## [DATASET RECORDS]
+--

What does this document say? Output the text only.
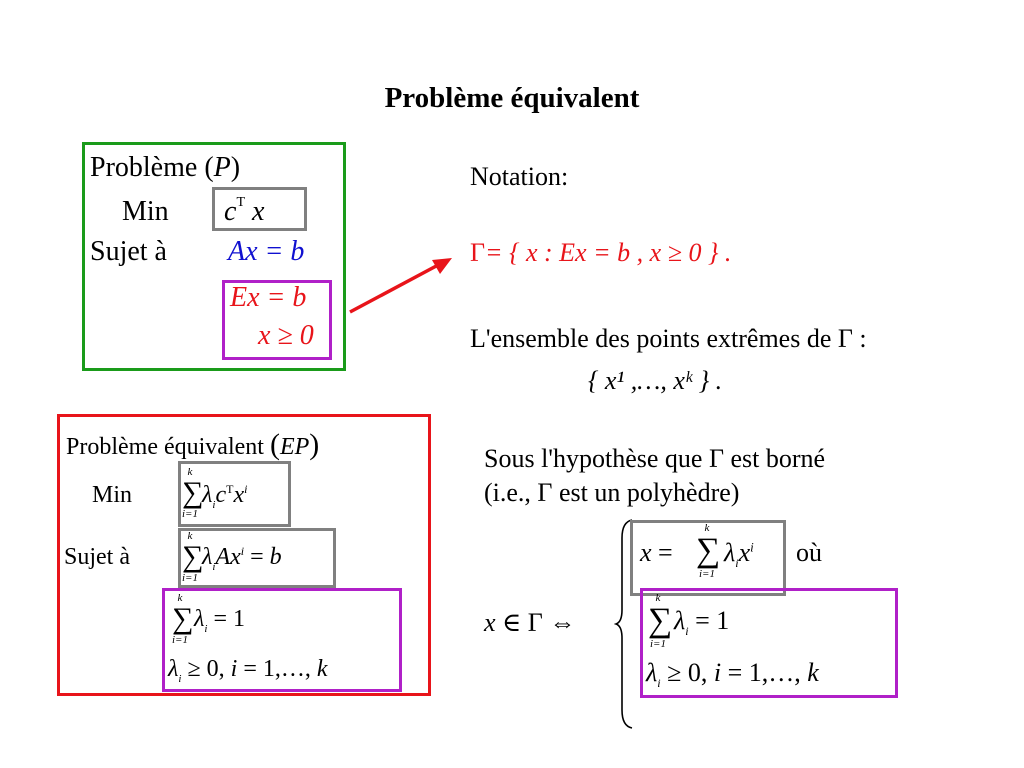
Problème équivalent
Problème (P)
Min $c^T$ x
Sujet à Ax = b
Ex = b
x ≥ 0
Notation:
Γ= { x : Ex = b , x ≥ 0 } .
L'ensemble des points extrêmes de Γ :
{ x¹ ,…, xᵏ } .
Problème équivalent (EP)
Min
k
∑
i=1
$\lambda_ic^Tx^i$
Sujet à
k
∑
i=1
$\lambda_iAx^i = b$
k
∑
i=1
$\lambda_i = 1$
$\lambda_i \ge 0$, i = 1,…, k
Sous l'hypothèse que Γ est borné
(i.e., Γ est un polyhèdre)
x ∈ Γ ⇔
x =
k
∑
i=1
$\lambda_ix^i$ où
k
∑
i=1
$\lambda_i = 1$
$\lambda_i \ge 0$, i = 1,…, k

+--

## [WORK REQUIRED]
Reproduce every record above exactly, but leave out the pictures.

## [RESULT OF THIS EXERCISE]
What does this document say? Output the text only.
Problème équivalent
Problème (P)
Min $c^T$ x
Sujet à Ax = b
Ex = b
x ≥ 0
Notation:
Γ= { x : Ex = b , x ≥ 0 } .
L'ensemble des points extrêmes de Γ :
{ x¹ ,…, xᵏ } .
Problème équivalent (EP)
Min
k
∑
i=1
$\lambda_ic^Tx^i$
Sujet à
k
∑
i=1
$\lambda_iAx^i = b$
k
∑
i=1
$\lambda_i = 1$
$\lambda_i \ge 0$, i = 1,…, k
Sous l'hypothèse que Γ est borné
(i.e., Γ est un polyhèdre)
x ∈ Γ ⇔
x =
k
∑
i=1
$\lambda_ix^i$ où
k
∑
i=1
$\lambda_i = 1$
$\lambda_i \ge 0$, i = 1,…, k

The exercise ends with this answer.